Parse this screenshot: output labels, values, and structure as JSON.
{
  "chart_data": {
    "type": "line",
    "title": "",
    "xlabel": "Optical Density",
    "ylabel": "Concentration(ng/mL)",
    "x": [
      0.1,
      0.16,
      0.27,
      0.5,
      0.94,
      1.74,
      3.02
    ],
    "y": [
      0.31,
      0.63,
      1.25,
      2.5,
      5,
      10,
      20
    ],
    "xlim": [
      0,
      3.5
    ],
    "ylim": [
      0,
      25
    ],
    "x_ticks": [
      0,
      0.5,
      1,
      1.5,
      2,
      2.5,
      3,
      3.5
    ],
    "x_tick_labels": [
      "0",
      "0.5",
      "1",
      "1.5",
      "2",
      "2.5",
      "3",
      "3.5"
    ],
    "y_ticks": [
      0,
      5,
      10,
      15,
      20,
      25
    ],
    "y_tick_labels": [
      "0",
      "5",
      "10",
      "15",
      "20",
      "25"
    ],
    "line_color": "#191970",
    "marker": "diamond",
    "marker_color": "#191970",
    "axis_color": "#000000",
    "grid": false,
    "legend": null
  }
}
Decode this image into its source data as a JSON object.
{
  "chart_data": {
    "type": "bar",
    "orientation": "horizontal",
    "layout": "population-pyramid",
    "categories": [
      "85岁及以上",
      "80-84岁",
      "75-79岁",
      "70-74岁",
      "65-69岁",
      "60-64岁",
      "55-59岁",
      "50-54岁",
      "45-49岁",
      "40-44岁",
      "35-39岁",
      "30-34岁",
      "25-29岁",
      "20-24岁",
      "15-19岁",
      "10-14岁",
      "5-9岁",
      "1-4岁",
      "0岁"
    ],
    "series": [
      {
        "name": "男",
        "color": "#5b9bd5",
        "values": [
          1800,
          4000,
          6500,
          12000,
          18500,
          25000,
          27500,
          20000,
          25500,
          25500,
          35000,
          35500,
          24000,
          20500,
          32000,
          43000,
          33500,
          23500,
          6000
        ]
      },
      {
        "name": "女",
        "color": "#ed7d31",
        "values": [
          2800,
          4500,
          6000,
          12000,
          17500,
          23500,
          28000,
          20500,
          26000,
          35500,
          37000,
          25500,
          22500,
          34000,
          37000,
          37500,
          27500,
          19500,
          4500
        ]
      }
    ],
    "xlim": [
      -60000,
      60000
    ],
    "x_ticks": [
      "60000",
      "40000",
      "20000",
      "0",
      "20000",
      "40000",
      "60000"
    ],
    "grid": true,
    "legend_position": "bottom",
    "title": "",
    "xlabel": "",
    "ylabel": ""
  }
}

-.-.-

● BRIEF:
From the data above, count the lines where "JSON" occurs and give that figure and nothing else.

● SOLUTION BELOW:
2